Post No.: 0205
Learning could be said to be the acquisition and containment of information, whilst memory could be said to be the ability to retain and make use of information.
Extending on Post No.: 0143, we have sensory memories (such as fleeting ‘echoic’ sounds, ‘haptic’ touches or ‘iconic’ images e.g. seeing the trail of a tracer bullet when one is shot at night), short-term memories (which are short in duration e.g. remembering a new person’s name), working memories (which are again short in duration but involve the use, manipulation or organisation of such stored information e.g. working out the sum of three numbers in your head), intermediate-term memories (which are short-mid in duration e.g. remembering your line of thought a few minutes ago), and long-term memories (which are long in duration e.g. the recall of a past experience many years ago).
Long-term memories can be declarative (episodic (remembering events) or semantic (knowing things) – things we can consciously or explicitly express that we can remember and recall e.g. facts) and non-declarative (procedural skills and habits, priming, classical conditioning, non-associative learning – things that are subconscious or unconscious and implicit but in our memory e.g. skills).
Episodic (or flashbulb or autobiographical) memories are our remembering of specific experiences and salient events (e.g. being at a concert and its time, place and fluffy emotional affect on us). Semantic memories are our knowledge independent of personal experiences (e.g. facts, meanings and concepts that we know but cannot recall where and when they first originated for us). If we experience an episodic event frequently enough then semantic memories may form out of them, where the personal context is eventually forgotten and the memories now stand alone as simple knowledge (e.g. we once first learned about the alphabet but most of us cannot now remember exactly when, where and how we acquired this knowledge, yet we can still remember the alphabet itself, having used it every day since). Semantic knowledge can therefore sometimes be dangerous – if we’re continuously exposed to a belief for a long time, we can forget where it first originated from in order to go back and question its source and veracity.
The ‘recency effect’ is when we tend to most easily recall the latest things we saw, read or heard in a sequence of information, such as a shopping list. The next things we tend to most easily recall are the earliest things in a sequence and this is the ‘primacy effect’. This means that items in the middle of a sequence are more likely to be forgotten first. This is why you should put your best work in the front and back of your portfolio to maximise its impact, or why it’s best to prioritise the beginning and end of an experience when trying to make an experience overall good and memorable. (The recency and primacy effects are often combined to be known as the ‘serial-position effect’.) The ‘peak-end rule’ is when we most easily remember the last event and the most salient event in a sequence of events. But evaluations of past events are often also coloured by our feelings at the time of evaluation (e.g. you were totally happy during the date, but now you know the person was a cheat so now you don’t have happy memories of that date anymore – you might even start to ‘remember’ clues that you should’ve paid attention to that revealed that the person would one day cheat on you).

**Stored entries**
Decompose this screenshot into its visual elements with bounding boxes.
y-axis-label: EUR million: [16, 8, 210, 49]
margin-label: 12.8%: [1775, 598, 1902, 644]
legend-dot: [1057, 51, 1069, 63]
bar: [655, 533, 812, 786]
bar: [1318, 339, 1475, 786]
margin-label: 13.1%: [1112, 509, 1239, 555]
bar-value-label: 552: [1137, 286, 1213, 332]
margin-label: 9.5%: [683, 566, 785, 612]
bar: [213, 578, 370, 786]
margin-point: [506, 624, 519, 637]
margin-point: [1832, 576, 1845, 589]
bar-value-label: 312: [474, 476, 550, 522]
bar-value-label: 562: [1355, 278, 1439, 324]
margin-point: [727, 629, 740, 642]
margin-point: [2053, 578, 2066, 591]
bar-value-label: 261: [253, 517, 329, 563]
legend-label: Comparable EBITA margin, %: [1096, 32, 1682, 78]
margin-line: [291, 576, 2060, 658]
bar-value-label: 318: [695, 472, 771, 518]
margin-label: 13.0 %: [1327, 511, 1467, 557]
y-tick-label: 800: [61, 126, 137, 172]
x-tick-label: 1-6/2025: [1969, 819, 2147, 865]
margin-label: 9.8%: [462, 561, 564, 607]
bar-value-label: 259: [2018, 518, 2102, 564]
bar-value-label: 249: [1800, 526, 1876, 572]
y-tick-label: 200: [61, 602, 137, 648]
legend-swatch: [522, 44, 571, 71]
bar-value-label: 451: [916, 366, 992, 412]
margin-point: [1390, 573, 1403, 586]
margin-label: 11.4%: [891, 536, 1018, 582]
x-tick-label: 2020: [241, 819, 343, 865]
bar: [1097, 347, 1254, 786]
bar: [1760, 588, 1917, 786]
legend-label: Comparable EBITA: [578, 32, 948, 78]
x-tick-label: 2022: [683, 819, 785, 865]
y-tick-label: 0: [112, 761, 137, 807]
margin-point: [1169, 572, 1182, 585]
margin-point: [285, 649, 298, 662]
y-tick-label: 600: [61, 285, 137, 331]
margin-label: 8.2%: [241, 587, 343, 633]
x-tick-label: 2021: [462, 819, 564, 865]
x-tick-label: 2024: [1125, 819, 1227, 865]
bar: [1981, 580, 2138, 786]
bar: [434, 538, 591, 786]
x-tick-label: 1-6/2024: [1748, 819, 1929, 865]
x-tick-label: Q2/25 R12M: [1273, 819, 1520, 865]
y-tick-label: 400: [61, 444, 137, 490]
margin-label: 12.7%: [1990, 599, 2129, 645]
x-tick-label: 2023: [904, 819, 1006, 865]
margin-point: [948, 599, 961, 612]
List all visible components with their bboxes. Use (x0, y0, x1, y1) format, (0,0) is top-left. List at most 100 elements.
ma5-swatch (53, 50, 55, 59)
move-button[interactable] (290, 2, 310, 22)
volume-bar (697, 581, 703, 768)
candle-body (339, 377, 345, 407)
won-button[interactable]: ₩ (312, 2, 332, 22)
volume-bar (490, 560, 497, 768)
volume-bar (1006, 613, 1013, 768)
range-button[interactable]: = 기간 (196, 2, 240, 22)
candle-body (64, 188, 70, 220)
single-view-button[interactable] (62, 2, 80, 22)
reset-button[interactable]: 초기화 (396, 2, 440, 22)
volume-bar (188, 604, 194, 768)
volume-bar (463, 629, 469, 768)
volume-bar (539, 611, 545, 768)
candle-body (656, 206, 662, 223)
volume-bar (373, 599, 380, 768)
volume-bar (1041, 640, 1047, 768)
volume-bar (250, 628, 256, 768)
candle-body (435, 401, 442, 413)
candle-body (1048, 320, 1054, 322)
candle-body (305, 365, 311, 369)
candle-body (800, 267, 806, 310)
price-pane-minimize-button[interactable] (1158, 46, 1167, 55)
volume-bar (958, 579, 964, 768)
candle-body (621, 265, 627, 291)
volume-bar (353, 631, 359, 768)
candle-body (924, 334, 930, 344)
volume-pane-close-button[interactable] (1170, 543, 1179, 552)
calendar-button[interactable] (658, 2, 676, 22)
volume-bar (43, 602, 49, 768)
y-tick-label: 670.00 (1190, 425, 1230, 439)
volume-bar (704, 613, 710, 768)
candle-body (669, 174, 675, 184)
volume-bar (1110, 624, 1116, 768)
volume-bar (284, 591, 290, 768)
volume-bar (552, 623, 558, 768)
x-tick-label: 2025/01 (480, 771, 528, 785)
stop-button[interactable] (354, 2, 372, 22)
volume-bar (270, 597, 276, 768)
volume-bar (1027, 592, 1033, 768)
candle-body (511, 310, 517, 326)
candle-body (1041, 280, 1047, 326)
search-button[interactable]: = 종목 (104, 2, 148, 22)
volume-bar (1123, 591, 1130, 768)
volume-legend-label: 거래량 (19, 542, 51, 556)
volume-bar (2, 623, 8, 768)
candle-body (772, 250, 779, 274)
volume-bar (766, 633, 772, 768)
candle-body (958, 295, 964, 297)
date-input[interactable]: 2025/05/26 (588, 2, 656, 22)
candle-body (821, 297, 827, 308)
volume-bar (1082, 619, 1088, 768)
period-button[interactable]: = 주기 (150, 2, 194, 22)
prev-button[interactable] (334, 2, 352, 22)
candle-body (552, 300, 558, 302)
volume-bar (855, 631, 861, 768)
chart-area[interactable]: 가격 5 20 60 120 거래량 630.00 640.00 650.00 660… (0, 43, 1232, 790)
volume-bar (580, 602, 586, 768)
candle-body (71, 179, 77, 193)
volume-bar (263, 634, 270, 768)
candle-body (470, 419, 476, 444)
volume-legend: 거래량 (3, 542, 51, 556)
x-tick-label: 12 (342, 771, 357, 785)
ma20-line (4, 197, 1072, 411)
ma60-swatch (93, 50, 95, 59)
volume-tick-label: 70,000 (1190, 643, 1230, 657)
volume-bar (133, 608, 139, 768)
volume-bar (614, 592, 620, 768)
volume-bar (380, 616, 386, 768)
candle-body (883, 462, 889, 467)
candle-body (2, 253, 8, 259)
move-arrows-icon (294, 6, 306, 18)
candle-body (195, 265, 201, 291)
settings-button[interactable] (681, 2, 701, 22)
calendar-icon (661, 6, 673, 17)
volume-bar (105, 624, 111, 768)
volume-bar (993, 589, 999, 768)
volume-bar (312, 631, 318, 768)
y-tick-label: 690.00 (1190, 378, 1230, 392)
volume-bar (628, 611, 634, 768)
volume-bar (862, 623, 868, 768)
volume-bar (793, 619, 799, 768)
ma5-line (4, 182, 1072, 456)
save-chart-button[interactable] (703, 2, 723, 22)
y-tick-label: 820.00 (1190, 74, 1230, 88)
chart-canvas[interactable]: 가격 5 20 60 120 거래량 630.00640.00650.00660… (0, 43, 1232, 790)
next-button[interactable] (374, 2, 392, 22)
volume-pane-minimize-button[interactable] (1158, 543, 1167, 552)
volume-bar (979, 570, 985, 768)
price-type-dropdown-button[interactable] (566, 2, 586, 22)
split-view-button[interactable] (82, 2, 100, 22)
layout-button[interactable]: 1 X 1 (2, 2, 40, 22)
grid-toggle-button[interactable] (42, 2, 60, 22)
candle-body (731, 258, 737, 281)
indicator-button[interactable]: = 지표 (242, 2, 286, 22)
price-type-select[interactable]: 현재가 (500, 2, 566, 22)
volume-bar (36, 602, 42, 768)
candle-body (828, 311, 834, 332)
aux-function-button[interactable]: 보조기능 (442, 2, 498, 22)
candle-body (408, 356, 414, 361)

**Complete the following**
A - In the post on memory, which two effects are combined to form the 'serial-position effect'?
B - Output the rows from the start of the stored entries through the line containing "x-tick-label: 2022: [683, 819, 785, 865]" as a Markdown table with columns Row and Line. Give each line a row number and leave out blank lines.

**Expected answers**
A - The recency effect and the primacy effect.

B -
| Row | Line |
|---|---|
| 1 | Decompose this screenshot into its visual elements with bounding boxes. |
| 2 | y-axis-label: EUR million: [16, 8, 210, 49] |
| 3 | margin-label: 12.8%: [1775, 598, 1902, 644] |
| 4 | legend-dot: [1057, 51, 1069, 63] |
| 5 | bar: [655, 533, 812, 786] |
| 6 | bar: [1318, 339, 1475, 786] |
| 7 | margin-label: 13.1%: [1112, 509, 1239, 555] |
| 8 | bar-value-label: 552: [1137, 286, 1213, 332] |
| 9 | margin-label: 9.5%: [683, 566, 785, 612] |
| 10 | bar: [213, 578, 370, 786] |
| 11 | margin-point: [506, 624, 519, 637] |
| 12 | margin-point: [1832, 576, 1845, 589] |
| 13 | bar-value-label: 312: [474, 476, 550, 522] |
| 14 | bar-value-label: 562: [1355, 278, 1439, 324] |
| 15 | margin-point: [727, 629, 740, 642] |
| 16 | margin-point: [2053, 578, 2066, 591] |
| 17 | bar-value-label: 261: [253, 517, 329, 563] |
| 18 | legend-label: Comparable EBITA margin, %: [1096, 32, 1682, 78] |
| 19 | margin-line: [291, 576, 2060, 658] |
| 20 | bar-value-label: 318: [695, 472, 771, 518] |
| 21 | margin-label: 13.0 %: [1327, 511, 1467, 557] |
| 22 | y-tick-label: 800: [61, 126, 137, 172] |
| 23 | x-tick-label: 1-6/2025: [1969, 819, 2147, 865] |
| 24 | margin-label: 9.8%: [462, 561, 564, 607] |
| 25 | bar-value-label: 259: [2018, 518, 2102, 564] |
| 26 | bar-value-label: 249: [1800, 526, 1876, 572] |
| 27 | y-tick-label: 200: [61, 602, 137, 648] |
| 28 | legend-swatch: [522, 44, 571, 71] |
| 29 | bar-value-label: 451: [916, 366, 992, 412] |
| 30 | margin-point: [1390, 573, 1403, 586] |
| 31 | margin-label: 11.4%: [891, 536, 1018, 582] |
| 32 | x-tick-label: 2020: [241, 819, 343, 865] |
| 33 | bar: [1097, 347, 1254, 786] |
| 34 | bar: [1760, 588, 1917, 786] |
| 35 | legend-label: Comparable EBITA: [578, 32, 948, 78] |
| 36 | x-tick-label: 2022: [683, 819, 785, 865] |